GIVEN PROBLEM> Go through the listing and copy every line word for word.

SUPPLIED DATA>
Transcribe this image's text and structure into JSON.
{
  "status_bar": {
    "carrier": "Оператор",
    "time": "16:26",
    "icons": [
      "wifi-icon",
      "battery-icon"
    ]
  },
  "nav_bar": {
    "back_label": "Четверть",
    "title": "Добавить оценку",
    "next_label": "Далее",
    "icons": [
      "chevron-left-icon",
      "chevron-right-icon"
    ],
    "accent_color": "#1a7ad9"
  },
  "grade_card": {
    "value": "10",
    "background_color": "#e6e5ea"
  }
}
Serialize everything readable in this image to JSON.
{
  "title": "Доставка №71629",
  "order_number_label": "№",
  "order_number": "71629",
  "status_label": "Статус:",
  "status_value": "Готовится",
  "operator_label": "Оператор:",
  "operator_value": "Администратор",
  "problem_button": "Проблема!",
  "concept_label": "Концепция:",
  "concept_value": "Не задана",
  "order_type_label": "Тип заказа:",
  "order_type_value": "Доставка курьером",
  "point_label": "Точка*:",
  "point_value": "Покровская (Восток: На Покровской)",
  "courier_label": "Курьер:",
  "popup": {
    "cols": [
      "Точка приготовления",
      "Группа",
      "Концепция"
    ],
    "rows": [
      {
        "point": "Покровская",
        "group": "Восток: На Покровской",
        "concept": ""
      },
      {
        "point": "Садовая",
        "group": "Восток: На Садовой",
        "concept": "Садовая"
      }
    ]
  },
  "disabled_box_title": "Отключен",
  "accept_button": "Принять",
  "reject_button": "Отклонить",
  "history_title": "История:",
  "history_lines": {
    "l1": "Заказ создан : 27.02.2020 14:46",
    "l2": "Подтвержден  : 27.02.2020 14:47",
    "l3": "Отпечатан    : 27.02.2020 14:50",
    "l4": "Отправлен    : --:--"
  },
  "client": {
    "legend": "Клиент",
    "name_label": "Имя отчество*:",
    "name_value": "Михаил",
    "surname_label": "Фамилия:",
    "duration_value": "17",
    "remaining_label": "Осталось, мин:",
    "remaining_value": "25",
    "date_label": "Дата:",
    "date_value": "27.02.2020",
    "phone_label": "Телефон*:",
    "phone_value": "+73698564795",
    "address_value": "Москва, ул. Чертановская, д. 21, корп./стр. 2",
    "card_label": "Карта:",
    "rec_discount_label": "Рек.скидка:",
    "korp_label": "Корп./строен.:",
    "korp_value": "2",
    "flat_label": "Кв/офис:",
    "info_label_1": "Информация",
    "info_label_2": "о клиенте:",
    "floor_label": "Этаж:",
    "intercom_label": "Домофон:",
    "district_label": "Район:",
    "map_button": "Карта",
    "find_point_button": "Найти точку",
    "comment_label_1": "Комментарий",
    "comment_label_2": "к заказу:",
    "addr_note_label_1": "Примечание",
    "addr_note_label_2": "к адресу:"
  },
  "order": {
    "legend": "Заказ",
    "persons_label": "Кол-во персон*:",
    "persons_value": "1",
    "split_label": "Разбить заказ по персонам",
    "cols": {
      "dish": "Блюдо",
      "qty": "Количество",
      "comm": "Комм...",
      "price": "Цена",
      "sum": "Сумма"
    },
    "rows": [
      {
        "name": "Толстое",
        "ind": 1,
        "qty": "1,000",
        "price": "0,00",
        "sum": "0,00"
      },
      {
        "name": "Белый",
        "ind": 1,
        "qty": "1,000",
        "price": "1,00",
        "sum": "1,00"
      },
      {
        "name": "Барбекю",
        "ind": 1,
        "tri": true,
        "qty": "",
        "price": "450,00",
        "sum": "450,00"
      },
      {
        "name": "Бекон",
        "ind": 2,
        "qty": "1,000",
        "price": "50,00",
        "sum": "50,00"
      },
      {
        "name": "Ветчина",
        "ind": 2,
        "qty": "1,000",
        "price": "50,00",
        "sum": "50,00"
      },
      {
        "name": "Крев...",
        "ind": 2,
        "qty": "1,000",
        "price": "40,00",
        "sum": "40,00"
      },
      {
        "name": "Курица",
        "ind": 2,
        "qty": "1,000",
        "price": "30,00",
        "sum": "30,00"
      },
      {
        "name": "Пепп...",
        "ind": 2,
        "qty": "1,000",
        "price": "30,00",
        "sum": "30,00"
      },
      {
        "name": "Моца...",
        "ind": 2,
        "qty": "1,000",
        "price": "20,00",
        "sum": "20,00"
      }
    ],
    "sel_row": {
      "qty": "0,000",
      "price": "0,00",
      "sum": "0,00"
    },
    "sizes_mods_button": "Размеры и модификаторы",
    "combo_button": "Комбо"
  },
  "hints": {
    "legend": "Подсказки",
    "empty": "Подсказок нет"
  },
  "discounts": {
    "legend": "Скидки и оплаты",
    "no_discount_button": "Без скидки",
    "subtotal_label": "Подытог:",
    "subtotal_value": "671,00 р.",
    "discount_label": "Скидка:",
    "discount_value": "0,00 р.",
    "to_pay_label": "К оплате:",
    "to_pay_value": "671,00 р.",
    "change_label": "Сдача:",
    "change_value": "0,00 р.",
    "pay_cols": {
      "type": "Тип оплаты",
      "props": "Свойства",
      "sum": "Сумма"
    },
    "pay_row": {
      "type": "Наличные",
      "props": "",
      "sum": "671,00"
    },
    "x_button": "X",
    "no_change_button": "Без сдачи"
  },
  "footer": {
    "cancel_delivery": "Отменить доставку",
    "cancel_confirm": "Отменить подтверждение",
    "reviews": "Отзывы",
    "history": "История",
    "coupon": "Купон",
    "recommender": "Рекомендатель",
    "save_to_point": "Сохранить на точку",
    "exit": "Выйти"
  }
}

EXERCISE OUTPUT>
Transcribe this image's text and structure into JSON.
{
  "status_bar": {
    "carrier": "Оператор",
    "time": "16:26",
    "icons": [
      "wifi-icon",
      "battery-icon"
    ]
  },
  "nav_bar": {
    "back_label": "Четверть",
    "title": "Добавить оценку",
    "next_label": "Далее",
    "icons": [
      "chevron-left-icon",
      "chevron-right-icon"
    ],
    "accent_color": "#1a7ad9"
  },
  "grade_card": {
    "value": "10",
    "background_color": "#e6e5ea"
  }
}
Serialize everything readable in this image to JSON.
{
  "title": "Доставка №71629",
  "order_number_label": "№",
  "order_number": "71629",
  "status_label": "Статус:",
  "status_value": "Готовится",
  "operator_label": "Оператор:",
  "operator_value": "Администратор",
  "problem_button": "Проблема!",
  "concept_label": "Концепция:",
  "concept_value": "Не задана",
  "order_type_label": "Тип заказа:",
  "order_type_value": "Доставка курьером",
  "point_label": "Точка*:",
  "point_value": "Покровская (Восток: На Покровской)",
  "courier_label": "Курьер:",
  "popup": {
    "cols": [
      "Точка приготовления",
      "Группа",
      "Концепция"
    ],
    "rows": [
      {
        "point": "Покровская",
        "group": "Восток: На Покровской",
        "concept": ""
      },
      {
        "point": "Садовая",
        "group": "Восток: На Садовой",
        "concept": "Садовая"
      }
    ]
  },
  "disabled_box_title": "Отключен",
  "accept_button": "Принять",
  "reject_button": "Отклонить",
  "history_title": "История:",
  "history_lines": {
    "l1": "Заказ создан : 27.02.2020 14:46",
    "l2": "Подтвержден  : 27.02.2020 14:47",
    "l3": "Отпечатан    : 27.02.2020 14:50",
    "l4": "Отправлен    : --:--"
  },
  "client": {
    "legend": "Клиент",
    "name_label": "Имя отчество*:",
    "name_value": "Михаил",
    "surname_label": "Фамилия:",
    "duration_value": "17",
    "remaining_label": "Осталось, мин:",
    "remaining_value": "25",
    "date_label": "Дата:",
    "date_value": "27.02.2020",
    "phone_label": "Телефон*:",
    "phone_value": "+73698564795",
    "address_value": "Москва, ул. Чертановская, д. 21, корп./стр. 2",
    "card_label": "Карта:",
    "rec_discount_label": "Рек.скидка:",
    "korp_label": "Корп./строен.:",
    "korp_value": "2",
    "flat_label": "Кв/офис:",
    "info_label_1": "Информация",
    "info_label_2": "о клиенте:",
    "floor_label": "Этаж:",
    "intercom_label": "Домофон:",
    "district_label": "Район:",
    "map_button": "Карта",
    "find_point_button": "Найти точку",
    "comment_label_1": "Комментарий",
    "comment_label_2": "к заказу:",
    "addr_note_label_1": "Примечание",
    "addr_note_label_2": "к адресу:"
  },
  "order": {
    "legend": "Заказ",
    "persons_label": "Кол-во персон*:",
    "persons_value": "1",
    "split_label": "Разбить заказ по персонам",
    "cols": {
      "dish": "Блюдо",
      "qty": "Количество",
      "comm": "Комм...",
      "price": "Цена",
      "sum": "Сумма"
    },
    "rows": [
      {
        "name": "Толстое",
        "ind": 1,
        "qty": "1,000",
        "price": "0,00",
        "sum": "0,00"
      },
      {
        "name": "Белый",
        "ind": 1,
        "qty": "1,000",
        "price": "1,00",
        "sum": "1,00"
      },
      {
        "name": "Барбекю",
        "ind": 1,
        "tri": true,
        "qty": "",
        "price": "450,00",
        "sum": "450,00"
      },
      {
        "name": "Бекон",
        "ind": 2,
        "qty": "1,000",
        "price": "50,00",
        "sum": "50,00"
      },
      {
        "name": "Ветчина",
        "ind": 2,
        "qty": "1,000",
        "price": "50,00",
        "sum": "50,00"
      },
      {
        "name": "Крев...",
        "ind": 2,
        "qty": "1,000",
        "price": "40,00",
        "sum": "40,00"
      },
      {
        "name": "Курица",
        "ind": 2,
        "qty": "1,000",
        "price": "30,00",
        "sum": "30,00"
      },
      {
        "name": "Пепп...",
        "ind": 2,
        "qty": "1,000",
        "price": "30,00",
        "sum": "30,00"
      },
      {
        "name": "Моца...",
        "ind": 2,
        "qty": "1,000",
        "price": "20,00",
        "sum": "20,00"
      }
    ],
    "sel_row": {
      "qty": "0,000",
      "price": "0,00",
      "sum": "0,00"
    },
    "sizes_mods_button": "Размеры и модификаторы",
    "combo_button": "Комбо"
  },
  "hints": {
    "legend": "Подсказки",
    "empty": "Подсказок нет"
  },
  "discounts": {
    "legend": "Скидки и оплаты",
    "no_discount_button": "Без скидки",
    "subtotal_label": "Подытог:",
    "subtotal_value": "671,00 р.",
    "discount_label": "Скидка:",
    "discount_value": "0,00 р.",
    "to_pay_label": "К оплате:",
    "to_pay_value": "671,00 р.",
    "change_label": "Сдача:",
    "change_value": "0,00 р.",
    "pay_cols": {
      "type": "Тип оплаты",
      "props": "Свойства",
      "sum": "Сумма"
    },
    "pay_row": {
      "type": "Наличные",
      "props": "",
      "sum": "671,00"
    },
    "x_button": "X",
    "no_change_button": "Без сдачи"
  },
  "footer": {
    "cancel_delivery": "Отменить доставку",
    "cancel_confirm": "Отменить подтверждение",
    "reviews": "Отзывы",
    "history": "История",
    "coupon": "Купон",
    "recommender": "Рекомендатель",
    "save_to_point": "Сохранить на точку",
    "exit": "Выйти"
  }
}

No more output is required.